Texto fuente ▸
+--

Bien, esta serie de conceptos ya los tenían muy claros en el Estado Mayor del ejército imperial, y nada más estallar la guerra el 28 de julio de 1914 ya se estaban poniendo manos a la obra para iniciar una serie de operaciones con las que pretendían dejar claro a sus enemigos que, aparte de ser más chulos que nadie, disponían de los medios necesarios para llevar la guerra mucho más allá del frente, y que nada ni nadie estaría a salvo del poder destructivo de sus armas. La herramienta para llevar a cabo de forma exitosa esta campaña de terror eran los dirigibles fabricados por el probo ciudadano mostachudo que vemos en la foto de la izquierda, Ferdinand Adolf August Heinrich, conde Von Zeppelin, cuya inventiva permitiría a los súbditos del káiser darle estopa bonitamente tanto a gabachos como a british (Dios maldiga al enano corso y a Nelson respectivamente), belgas, polacos y, en definitiva, a todo aquel que osase declararles la guerra. Conste que los dirigibles del conde no eran precisamente unos artefactos manejables y baratos, sino más bien todo lo contrario. De hecho, hasta los hangares debían estar construidos orientados conforme al viento dominante en la zona porque, de no ser así, era casi imposible sacar uno de aquellos gigantescos trastos con forma de puro habano de 120, 130 o más metros de largo de sus alojamientos, y su precio una vez iniciada la guerra oscilaba según el modelo entre 600.000 y 850.000 marcos, o sea, una pasta gansísima.

+--

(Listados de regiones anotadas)
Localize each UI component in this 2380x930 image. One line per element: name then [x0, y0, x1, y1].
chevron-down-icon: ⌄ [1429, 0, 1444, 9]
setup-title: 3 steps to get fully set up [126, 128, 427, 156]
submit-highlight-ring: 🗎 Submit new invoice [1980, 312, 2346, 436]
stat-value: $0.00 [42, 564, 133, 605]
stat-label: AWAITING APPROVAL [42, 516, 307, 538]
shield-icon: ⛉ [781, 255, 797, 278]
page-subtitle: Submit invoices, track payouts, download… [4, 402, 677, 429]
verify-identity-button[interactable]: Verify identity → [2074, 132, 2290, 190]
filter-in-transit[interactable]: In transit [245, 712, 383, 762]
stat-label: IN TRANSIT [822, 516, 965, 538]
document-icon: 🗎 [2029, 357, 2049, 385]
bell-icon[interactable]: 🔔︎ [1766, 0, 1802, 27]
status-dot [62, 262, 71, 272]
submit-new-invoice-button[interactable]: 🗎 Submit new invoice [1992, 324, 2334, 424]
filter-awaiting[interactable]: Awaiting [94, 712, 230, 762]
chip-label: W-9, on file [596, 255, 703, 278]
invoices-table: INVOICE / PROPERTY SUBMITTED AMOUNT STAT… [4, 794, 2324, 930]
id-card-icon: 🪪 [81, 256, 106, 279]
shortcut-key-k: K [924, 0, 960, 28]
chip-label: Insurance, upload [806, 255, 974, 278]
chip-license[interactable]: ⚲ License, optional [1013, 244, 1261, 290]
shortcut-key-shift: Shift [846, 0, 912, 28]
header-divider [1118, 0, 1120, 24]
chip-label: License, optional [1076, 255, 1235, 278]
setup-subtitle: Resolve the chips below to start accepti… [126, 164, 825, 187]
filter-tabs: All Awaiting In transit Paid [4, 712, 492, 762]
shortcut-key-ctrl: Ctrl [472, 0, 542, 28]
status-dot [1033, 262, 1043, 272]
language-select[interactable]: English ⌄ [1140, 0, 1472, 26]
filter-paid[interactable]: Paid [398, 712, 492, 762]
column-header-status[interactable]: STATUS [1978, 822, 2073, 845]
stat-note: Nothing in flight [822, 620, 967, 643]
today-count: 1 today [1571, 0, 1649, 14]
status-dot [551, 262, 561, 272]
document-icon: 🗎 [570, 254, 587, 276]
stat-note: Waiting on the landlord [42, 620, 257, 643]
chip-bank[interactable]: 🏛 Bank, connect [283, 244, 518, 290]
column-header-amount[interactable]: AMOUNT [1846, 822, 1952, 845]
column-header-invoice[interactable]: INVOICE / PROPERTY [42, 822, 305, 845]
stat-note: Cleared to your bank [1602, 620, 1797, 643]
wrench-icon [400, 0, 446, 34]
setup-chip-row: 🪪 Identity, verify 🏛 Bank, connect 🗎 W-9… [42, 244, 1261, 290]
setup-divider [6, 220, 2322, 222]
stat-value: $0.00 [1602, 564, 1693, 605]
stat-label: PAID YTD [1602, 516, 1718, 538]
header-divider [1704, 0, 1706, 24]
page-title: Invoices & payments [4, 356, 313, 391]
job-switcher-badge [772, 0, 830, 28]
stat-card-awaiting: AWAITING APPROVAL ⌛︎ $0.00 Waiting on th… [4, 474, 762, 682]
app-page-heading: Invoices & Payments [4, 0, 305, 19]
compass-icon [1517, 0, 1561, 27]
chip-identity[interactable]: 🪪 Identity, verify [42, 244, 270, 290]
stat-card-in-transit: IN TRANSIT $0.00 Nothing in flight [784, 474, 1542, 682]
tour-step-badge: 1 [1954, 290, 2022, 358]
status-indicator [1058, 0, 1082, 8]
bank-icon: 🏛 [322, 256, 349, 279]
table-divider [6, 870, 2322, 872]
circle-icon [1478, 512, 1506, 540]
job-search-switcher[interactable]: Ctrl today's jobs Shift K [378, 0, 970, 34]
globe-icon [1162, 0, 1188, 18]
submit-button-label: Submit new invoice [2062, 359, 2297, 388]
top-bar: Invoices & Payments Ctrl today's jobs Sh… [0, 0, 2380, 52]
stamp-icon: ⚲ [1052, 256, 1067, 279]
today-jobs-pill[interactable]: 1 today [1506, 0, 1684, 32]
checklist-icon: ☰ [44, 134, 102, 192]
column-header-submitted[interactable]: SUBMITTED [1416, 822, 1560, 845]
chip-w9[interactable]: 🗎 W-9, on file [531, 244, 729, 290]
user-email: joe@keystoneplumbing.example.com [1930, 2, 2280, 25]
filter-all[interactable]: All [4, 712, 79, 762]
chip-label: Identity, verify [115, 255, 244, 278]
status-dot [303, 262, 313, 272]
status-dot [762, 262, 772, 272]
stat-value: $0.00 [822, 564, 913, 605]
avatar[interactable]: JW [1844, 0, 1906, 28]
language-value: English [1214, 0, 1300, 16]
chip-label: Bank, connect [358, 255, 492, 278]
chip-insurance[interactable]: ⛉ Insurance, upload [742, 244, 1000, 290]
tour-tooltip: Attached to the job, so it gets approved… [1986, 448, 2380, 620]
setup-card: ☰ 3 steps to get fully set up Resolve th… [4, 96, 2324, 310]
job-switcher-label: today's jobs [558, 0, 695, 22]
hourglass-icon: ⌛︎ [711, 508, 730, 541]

+--

Qué hacer ▸ Según el texto sobre los dirigibles de Zeppelin, ¿entre qué cifras oscilaba el precio de uno de estos aparatos una vez iniciada la guerra?

Respuesta ▸ Entre 600.000 y 850.000 marcos, según el modelo.